(Stored items from a collection)
## START

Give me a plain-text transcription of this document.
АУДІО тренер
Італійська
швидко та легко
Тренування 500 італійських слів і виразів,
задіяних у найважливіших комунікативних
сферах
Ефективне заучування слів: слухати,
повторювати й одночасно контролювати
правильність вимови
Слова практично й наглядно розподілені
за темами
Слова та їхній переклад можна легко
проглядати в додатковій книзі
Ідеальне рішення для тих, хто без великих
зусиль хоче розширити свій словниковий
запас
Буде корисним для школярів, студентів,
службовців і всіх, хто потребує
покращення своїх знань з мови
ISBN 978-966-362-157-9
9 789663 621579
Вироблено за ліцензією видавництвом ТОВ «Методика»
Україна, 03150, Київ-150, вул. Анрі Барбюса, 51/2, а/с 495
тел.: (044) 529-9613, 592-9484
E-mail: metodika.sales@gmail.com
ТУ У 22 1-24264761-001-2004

## END

Copy out every line from the records that has the word "легко".

швидко та легко
Слова та їхній переклад можна легко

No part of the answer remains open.